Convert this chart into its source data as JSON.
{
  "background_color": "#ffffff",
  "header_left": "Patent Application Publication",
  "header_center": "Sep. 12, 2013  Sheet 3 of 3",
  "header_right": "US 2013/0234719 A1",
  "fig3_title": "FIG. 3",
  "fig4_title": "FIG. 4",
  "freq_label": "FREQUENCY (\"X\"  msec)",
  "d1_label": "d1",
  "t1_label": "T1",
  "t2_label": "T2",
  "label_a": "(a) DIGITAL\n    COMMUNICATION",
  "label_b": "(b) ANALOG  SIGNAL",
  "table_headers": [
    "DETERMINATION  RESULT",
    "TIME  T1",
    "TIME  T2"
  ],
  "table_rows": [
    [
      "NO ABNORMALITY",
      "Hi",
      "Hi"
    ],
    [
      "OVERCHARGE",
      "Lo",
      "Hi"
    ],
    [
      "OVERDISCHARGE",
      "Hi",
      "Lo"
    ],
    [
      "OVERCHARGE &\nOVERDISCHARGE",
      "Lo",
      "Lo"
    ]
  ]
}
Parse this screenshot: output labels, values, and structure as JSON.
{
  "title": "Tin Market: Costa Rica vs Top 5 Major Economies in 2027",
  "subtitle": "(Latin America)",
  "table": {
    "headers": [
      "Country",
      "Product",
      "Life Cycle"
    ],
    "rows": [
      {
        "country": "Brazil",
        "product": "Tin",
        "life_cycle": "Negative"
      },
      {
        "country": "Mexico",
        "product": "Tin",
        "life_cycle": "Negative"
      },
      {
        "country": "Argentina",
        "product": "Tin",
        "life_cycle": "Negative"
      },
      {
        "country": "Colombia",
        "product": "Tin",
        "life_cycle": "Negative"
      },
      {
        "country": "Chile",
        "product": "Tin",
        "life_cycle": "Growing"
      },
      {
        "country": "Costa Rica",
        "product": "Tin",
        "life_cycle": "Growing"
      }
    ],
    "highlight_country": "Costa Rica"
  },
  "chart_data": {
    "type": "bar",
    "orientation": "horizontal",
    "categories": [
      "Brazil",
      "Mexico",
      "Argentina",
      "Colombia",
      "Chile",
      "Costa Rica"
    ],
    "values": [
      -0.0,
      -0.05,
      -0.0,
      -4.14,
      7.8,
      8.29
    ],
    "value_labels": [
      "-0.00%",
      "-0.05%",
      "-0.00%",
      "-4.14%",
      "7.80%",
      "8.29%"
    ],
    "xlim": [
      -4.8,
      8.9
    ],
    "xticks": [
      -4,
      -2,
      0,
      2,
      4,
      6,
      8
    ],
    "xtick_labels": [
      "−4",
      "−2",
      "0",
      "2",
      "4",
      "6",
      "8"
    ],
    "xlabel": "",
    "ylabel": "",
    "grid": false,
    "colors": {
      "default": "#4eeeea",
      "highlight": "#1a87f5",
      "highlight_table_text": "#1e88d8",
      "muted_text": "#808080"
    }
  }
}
******************************
- [YOUR OBJECTIVE] Scan the material for lines with the word "JSON", and copy each line you find.

- [OUTPUT]
Convert this chart into its source data as JSON.
Parse this screenshot: output labels, values, and structure as JSON.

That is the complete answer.